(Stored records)
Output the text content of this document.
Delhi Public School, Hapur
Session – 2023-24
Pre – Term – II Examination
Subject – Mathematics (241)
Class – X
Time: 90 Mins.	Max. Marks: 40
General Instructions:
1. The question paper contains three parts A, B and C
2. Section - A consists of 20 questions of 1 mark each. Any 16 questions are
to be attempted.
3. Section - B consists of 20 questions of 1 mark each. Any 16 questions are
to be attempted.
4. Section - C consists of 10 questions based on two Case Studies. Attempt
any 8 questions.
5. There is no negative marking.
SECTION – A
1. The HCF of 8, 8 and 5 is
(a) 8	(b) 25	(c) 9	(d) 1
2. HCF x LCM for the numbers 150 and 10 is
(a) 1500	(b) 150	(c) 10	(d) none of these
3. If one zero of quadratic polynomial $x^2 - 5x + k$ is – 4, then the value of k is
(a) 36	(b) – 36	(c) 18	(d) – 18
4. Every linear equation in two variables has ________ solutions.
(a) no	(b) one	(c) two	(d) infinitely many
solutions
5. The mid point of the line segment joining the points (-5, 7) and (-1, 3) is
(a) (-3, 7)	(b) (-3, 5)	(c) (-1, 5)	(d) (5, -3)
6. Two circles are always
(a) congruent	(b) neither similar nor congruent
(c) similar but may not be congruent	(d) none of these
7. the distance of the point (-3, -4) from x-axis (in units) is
* * *
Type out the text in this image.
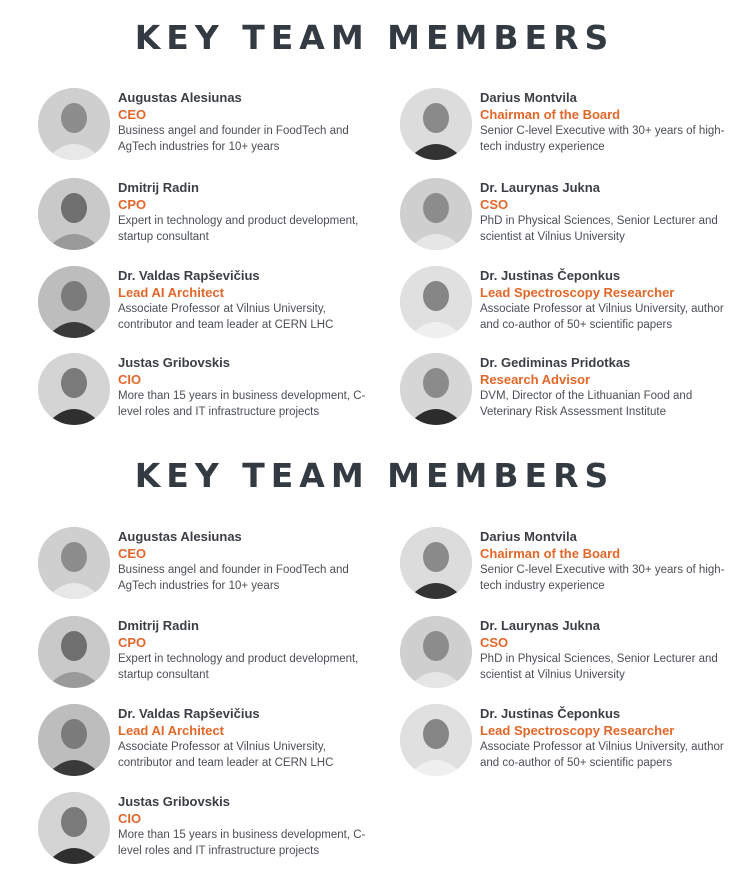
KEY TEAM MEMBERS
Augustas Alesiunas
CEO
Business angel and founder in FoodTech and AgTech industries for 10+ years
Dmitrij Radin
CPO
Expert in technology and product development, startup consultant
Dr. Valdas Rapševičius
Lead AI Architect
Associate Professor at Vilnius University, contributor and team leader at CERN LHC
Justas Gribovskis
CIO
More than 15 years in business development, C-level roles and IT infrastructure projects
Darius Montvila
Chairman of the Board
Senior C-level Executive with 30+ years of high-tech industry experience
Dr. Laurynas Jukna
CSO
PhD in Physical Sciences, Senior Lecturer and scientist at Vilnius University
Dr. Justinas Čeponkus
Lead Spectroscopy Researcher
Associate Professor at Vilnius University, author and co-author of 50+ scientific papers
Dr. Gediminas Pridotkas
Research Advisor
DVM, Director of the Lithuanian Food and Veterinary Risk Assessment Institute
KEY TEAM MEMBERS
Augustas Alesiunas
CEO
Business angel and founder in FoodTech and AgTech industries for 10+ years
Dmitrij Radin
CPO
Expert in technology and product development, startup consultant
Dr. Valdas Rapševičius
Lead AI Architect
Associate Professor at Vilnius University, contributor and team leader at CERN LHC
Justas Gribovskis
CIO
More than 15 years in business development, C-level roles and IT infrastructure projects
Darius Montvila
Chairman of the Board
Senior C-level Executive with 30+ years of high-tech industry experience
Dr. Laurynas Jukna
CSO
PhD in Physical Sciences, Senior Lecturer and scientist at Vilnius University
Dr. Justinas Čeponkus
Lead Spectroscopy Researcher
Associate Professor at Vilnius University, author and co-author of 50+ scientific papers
...
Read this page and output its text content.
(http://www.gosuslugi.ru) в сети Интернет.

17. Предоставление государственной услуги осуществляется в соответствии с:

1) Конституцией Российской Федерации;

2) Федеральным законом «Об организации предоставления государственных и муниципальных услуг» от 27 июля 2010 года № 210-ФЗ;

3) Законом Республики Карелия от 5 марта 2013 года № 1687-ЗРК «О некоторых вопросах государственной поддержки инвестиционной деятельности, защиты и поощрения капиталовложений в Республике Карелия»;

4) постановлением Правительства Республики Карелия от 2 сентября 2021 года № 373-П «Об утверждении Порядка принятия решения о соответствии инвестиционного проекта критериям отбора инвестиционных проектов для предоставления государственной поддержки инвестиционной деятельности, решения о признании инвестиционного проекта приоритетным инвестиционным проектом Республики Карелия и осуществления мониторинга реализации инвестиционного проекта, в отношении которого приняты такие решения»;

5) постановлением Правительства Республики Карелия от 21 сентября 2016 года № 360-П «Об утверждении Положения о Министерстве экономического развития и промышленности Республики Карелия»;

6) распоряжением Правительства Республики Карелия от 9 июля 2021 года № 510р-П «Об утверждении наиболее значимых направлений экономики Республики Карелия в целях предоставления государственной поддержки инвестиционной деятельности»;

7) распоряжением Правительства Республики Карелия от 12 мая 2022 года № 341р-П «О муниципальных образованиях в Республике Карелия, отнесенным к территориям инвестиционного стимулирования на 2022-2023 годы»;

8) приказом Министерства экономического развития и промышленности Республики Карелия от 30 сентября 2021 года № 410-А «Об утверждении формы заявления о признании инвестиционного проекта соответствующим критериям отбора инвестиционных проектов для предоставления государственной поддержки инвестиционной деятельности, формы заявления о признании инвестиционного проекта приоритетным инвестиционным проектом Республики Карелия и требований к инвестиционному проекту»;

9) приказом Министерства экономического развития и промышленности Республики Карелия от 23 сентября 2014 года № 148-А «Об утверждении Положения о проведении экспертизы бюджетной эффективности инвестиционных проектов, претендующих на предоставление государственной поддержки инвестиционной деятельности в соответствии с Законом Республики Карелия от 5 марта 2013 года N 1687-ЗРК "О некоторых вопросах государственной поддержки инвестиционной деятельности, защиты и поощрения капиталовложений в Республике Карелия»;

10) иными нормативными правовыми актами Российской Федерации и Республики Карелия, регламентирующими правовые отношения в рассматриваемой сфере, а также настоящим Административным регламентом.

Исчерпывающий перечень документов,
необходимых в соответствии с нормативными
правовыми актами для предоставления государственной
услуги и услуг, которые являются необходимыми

— Aim of the task —
Wherever the string "капиталовложений" appears in the entries above, list that line.

— Result of this exercise —
3) Законом Республики Карелия от 5 марта 2013 года № 1687-ЗРК «О некоторых вопросах государственной поддержки инвестиционной деятельности, защиты и поощрения капиталовложений в Республике Карелия»;
9) приказом Министерства экономического развития и промышленности Республики Карелия от 23 сентября 2014 года № 148-А «Об утверждении Положения о проведении экспертизы бюджетной эффективности инвестиционных проектов, претендующих на предоставление государственной поддержки инвестиционной деятельности в соответствии с Законом Республики Карелия от 5 марта 2013 года N 1687-ЗРК "О некоторых вопросах государственной поддержки инвестиционной деятельности, защиты и поощрения капиталовложений в Республике Карелия»;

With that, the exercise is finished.